*SOURCE PASSAGE*.
DEBBIE ELLIOTT, Host:

And now, a story about the entertainment industry and politics here at home. This month and continuing through the summer, the National Archives is screening favorite flicks of our commanders-in-chief.

(SOUNDBITE OF MOVIE, "THE KARATE KID")

PAT MORITA: (As Mr. KESUKE MIYAGI) Wax on, right hand. Wax off, left hand.

ELLIOTT: "The Karate Kid" was the first in the series. It's a favorite of the first President Bush. For those of you who were asleep in 1984, "The Karate Kid" follows the friendship of Daniel, a struggling teenager, and his wise karate instructor, Mr. Miyagi. As the fatherless Daniel learns about martial arts, he learns about life.

(SOUNDBITE OF MOVIE, "THE KARATE KID")

RALPH MACCHIO: (As Mr. DANIEL LaRUSSO): I'm just scared, you know. The tournament and everything.

MORITA: You remember lesson about balance?

MACCHIO: Yeah.

MORITA: Lesson not just karate only. Lesson for whole life.

*COMPLETE THE FOLLOWING*.
[A] Retype the part of the radio transcript that opens with the words containing "And now, a story" and closes with "tournament and everything.".
[B] According to the radio transcript, which president counts "The Karate Kid" as a favorite?
[C] Proceed with the radio transcript about the National Archives film screenings, picking up after its final line.
The items after this point are separate material, unrelated to the radio transcript.

*EXTRACTED DATA*.
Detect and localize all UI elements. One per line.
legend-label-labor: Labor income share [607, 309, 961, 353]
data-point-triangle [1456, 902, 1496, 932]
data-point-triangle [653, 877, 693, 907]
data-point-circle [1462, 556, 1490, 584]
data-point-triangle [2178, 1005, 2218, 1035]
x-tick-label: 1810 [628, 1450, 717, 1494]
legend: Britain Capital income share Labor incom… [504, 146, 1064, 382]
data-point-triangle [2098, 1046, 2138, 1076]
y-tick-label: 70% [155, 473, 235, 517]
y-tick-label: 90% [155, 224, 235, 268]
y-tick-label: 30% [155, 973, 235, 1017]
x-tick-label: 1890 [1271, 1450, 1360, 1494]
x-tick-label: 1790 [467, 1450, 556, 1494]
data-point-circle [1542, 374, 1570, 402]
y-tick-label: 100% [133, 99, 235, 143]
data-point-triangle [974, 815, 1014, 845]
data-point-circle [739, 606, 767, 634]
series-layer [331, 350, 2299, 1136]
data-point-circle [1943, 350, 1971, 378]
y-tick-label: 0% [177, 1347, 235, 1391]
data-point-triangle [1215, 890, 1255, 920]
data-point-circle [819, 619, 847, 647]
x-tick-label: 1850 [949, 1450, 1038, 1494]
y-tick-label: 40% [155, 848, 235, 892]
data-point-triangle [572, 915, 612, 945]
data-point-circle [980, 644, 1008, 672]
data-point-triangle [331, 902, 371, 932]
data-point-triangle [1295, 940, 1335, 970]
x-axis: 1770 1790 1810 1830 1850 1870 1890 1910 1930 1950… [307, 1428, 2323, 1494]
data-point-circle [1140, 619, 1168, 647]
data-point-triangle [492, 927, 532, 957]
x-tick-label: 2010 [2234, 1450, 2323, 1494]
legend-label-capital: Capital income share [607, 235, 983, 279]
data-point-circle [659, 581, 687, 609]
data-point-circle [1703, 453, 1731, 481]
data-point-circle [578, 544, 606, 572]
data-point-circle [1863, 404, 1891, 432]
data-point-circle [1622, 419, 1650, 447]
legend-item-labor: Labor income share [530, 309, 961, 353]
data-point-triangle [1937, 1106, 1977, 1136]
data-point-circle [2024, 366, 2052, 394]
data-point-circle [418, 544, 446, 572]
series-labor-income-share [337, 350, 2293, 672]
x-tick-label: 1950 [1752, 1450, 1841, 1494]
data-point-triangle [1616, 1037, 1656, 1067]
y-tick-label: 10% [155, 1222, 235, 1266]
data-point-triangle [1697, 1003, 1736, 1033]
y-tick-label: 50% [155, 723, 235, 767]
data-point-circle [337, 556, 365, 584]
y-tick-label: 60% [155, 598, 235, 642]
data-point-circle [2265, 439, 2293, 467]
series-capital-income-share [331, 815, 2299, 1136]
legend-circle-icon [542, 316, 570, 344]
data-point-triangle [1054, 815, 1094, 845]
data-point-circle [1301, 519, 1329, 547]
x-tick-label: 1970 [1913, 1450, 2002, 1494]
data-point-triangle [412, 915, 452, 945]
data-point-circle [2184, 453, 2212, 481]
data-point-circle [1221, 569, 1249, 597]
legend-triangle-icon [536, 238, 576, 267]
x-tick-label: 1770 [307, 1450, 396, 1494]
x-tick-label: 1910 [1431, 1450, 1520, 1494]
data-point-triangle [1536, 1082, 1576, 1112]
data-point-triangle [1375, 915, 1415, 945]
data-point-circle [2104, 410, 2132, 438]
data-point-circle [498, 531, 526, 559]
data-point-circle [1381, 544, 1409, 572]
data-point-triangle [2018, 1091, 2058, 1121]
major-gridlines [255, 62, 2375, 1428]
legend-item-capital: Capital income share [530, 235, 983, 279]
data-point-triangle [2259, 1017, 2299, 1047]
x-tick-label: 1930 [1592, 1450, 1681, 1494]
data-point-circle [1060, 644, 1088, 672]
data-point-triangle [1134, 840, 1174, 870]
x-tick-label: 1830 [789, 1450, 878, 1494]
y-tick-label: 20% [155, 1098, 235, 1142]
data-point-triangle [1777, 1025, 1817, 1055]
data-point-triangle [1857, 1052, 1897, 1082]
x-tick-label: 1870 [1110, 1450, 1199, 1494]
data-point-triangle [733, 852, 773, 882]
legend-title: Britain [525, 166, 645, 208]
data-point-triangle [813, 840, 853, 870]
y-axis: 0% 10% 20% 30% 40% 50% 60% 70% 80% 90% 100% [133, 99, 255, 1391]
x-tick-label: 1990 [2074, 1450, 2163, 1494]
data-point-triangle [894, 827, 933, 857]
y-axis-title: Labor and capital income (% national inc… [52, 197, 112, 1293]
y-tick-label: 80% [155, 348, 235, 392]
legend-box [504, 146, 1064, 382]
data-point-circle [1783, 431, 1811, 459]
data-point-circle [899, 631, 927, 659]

*RESPONSES BY TASK*.
[A]
And now, a story about the entertainment industry and politics here at home. This month and continuing through the summer, the National Archives is screening favorite flicks of our commanders-in-chief.

(SOUNDBITE OF MOVIE, "THE KARATE KID")

PAT MORITA: (As Mr. KESUKE MIYAGI) Wax on, right hand. Wax off, left hand.

ELLIOTT: "The Karate Kid" was the first in the series. It's a favorite of the first President Bush. For those of you who were asleep in 1984, "The Karate Kid" follows the friendship of Daniel, a struggling teenager, and his wise karate instructor, Mr. Miyagi. As the fatherless Daniel learns about martial arts, he learns about life.

(SOUNDBITE OF MOVIE, "THE KARATE KID")

RALPH MACCHIO: (As Mr. DANIEL LaRUSSO): I'm just scared, you know. The tournament and everything.

[B] The first President Bush.

[C]
ELLIOTT: "Patton" also made the list. President Nixon reportedly watched it three times. The 1970 movie tells the story of the maverick World War II general George Patton played by George C. Scott.

(SOUNDBITE OF MOVIE, "PATTON")

GEORGE C: (As General GEORGE S. PATTON): All this stuff you've heard about America not wanting to fight, wanting to stay out of the war, is a lot of horse dung. Americans traditionally love to fight. All real Americans love the sting of battle.

ELLIOTT: The National Archives, however, is screening only family-friendly presidential picks. Next stop is "Bright Eyes," with Shirley Temple - it was one of FDR's favorites.